Select, from the data, each line where "only" occurs.

§ §

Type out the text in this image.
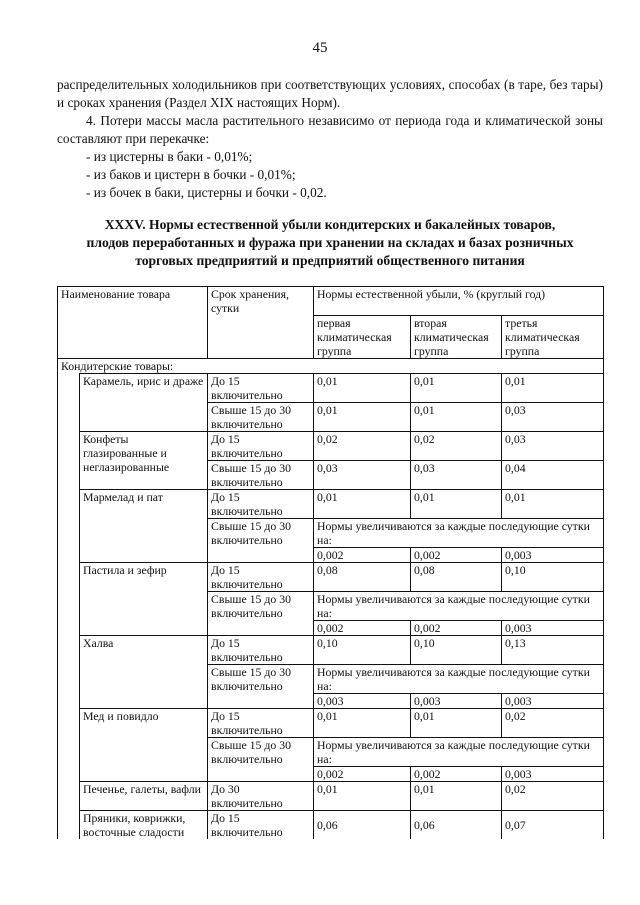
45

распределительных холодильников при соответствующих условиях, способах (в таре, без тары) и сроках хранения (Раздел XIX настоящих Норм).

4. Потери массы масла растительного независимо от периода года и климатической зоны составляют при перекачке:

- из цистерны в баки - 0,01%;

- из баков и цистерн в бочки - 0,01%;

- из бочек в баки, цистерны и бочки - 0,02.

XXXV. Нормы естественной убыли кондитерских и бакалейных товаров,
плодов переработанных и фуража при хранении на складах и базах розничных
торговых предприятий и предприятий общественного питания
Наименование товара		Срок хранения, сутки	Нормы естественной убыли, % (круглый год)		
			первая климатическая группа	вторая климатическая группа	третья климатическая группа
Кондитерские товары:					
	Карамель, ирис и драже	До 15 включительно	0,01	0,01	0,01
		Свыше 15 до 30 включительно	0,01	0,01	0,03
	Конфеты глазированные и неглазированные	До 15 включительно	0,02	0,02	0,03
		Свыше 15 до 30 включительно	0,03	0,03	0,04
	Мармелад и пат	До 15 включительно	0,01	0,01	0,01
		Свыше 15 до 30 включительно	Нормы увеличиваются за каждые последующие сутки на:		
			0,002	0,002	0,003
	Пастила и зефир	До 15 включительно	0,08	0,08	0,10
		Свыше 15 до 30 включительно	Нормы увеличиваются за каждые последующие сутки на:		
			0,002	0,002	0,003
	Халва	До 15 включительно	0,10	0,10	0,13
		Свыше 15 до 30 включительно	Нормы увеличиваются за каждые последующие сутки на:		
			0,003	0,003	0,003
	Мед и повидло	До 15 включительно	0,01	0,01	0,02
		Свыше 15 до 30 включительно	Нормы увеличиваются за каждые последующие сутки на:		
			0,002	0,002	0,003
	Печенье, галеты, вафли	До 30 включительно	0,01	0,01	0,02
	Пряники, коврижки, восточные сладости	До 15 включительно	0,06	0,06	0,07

§ §

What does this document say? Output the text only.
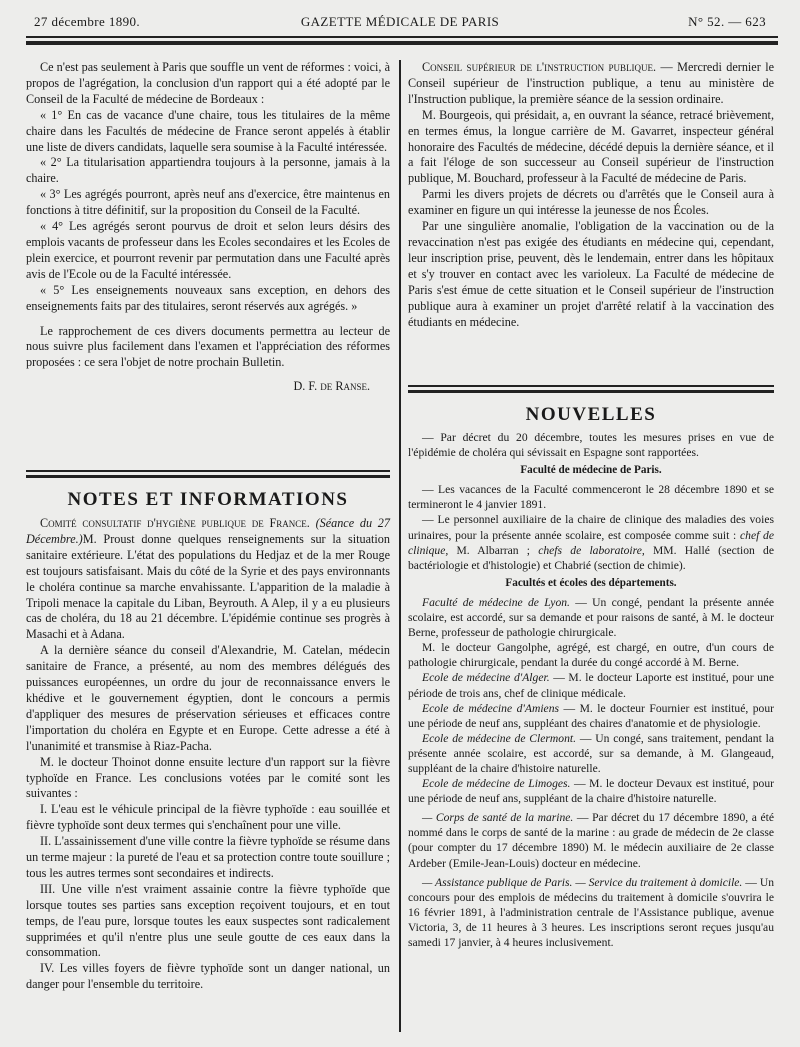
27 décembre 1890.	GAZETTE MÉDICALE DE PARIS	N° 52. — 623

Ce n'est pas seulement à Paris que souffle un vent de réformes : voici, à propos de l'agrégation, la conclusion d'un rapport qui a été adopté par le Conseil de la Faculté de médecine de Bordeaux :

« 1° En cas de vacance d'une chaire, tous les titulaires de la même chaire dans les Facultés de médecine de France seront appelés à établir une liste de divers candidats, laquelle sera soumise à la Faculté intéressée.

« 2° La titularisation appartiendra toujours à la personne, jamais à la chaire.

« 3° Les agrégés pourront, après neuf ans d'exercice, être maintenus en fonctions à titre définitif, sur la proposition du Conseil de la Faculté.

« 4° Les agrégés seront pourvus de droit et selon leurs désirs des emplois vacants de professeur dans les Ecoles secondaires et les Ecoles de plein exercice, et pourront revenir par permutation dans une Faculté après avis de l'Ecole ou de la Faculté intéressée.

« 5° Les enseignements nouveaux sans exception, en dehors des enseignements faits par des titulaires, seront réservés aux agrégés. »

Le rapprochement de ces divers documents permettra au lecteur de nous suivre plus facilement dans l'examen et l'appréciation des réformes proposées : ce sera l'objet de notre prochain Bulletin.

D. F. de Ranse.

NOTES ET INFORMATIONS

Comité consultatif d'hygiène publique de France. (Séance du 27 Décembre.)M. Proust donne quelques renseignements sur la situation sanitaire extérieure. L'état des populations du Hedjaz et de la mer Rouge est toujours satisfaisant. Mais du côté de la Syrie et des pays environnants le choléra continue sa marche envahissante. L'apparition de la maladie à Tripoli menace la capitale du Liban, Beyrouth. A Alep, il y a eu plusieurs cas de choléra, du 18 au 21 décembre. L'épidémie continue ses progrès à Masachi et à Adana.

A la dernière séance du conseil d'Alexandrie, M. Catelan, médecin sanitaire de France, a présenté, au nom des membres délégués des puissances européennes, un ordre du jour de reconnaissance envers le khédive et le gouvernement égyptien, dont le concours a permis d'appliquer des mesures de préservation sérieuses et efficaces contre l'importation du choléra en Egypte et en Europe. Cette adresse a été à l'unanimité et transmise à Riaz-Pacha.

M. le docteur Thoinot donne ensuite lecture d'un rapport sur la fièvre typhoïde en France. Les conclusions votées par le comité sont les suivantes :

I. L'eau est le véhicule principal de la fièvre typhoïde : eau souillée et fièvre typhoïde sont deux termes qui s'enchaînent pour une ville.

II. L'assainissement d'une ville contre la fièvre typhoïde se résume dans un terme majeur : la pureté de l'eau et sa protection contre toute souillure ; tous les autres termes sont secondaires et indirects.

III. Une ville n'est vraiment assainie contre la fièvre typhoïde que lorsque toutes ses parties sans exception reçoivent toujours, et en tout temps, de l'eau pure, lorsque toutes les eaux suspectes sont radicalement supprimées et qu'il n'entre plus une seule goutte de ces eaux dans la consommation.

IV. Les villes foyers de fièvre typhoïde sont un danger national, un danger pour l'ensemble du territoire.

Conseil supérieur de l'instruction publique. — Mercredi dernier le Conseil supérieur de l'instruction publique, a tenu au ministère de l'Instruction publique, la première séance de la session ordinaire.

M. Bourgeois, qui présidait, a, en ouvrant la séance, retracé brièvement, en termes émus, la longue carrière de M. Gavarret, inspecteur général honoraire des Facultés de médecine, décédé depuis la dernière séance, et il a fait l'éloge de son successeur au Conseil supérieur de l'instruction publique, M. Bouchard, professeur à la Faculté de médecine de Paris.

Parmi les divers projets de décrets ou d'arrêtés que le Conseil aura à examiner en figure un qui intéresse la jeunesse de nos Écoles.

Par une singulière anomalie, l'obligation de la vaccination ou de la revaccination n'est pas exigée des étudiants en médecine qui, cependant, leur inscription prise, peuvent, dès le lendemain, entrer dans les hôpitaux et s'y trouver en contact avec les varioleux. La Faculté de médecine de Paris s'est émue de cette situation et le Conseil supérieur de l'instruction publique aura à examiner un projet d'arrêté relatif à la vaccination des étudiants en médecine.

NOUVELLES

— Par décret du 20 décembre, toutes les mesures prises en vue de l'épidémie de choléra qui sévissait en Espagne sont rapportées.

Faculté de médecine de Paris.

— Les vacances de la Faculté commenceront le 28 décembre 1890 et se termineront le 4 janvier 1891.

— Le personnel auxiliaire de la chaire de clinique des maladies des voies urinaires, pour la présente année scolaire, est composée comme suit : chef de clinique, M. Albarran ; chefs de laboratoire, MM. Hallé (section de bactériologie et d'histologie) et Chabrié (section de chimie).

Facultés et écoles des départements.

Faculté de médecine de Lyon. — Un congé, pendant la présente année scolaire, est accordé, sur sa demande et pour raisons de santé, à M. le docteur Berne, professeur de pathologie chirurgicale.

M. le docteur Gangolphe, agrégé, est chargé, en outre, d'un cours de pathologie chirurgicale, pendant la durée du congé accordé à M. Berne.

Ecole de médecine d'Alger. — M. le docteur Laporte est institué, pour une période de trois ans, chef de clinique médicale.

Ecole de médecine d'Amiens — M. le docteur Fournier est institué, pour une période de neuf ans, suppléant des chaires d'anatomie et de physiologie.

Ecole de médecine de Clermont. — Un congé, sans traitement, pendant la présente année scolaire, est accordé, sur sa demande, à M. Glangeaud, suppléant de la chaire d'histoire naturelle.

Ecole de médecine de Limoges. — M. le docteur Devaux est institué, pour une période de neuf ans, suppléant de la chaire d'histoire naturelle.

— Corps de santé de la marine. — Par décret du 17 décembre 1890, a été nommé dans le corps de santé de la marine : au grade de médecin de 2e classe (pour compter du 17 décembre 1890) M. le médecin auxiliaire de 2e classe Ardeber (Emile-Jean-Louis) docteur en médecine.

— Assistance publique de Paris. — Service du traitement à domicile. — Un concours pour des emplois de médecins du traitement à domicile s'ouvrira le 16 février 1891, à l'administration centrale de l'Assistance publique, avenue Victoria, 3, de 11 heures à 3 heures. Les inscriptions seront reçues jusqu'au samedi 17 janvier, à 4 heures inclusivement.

§ §

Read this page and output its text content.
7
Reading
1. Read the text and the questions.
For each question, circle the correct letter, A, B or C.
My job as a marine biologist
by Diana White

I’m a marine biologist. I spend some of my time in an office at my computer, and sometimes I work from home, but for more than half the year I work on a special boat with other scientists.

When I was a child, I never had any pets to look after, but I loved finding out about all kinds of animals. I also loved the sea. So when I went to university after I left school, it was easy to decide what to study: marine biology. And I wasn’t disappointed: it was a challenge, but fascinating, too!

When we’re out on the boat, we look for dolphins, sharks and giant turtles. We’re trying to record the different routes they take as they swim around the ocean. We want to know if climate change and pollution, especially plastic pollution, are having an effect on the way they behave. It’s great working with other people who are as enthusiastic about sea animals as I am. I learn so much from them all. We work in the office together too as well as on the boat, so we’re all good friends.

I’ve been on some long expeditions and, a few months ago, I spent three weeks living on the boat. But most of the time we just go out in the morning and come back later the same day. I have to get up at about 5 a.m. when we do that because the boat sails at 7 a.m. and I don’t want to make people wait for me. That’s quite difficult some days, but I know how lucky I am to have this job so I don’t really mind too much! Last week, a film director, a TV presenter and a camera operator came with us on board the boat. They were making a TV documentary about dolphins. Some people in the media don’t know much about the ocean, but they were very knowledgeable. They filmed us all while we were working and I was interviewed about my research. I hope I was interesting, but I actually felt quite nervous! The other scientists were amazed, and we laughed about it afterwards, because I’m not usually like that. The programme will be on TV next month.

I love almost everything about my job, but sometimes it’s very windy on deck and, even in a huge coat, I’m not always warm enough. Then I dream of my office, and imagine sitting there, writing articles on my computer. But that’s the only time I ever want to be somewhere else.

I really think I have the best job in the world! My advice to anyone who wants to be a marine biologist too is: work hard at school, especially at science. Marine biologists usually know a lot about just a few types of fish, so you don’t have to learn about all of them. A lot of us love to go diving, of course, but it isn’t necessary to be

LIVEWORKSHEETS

§ §

◆ Written response:
What does this document say? Output the text only.
I love almost everything about my job, but sometimes it’s very windy on deck and, even in a huge coat, I’m not always warm enough. Then I dream of my office, and imagine sitting there, writing articles on my computer. But that’s the only time I ever want to be somewhere else.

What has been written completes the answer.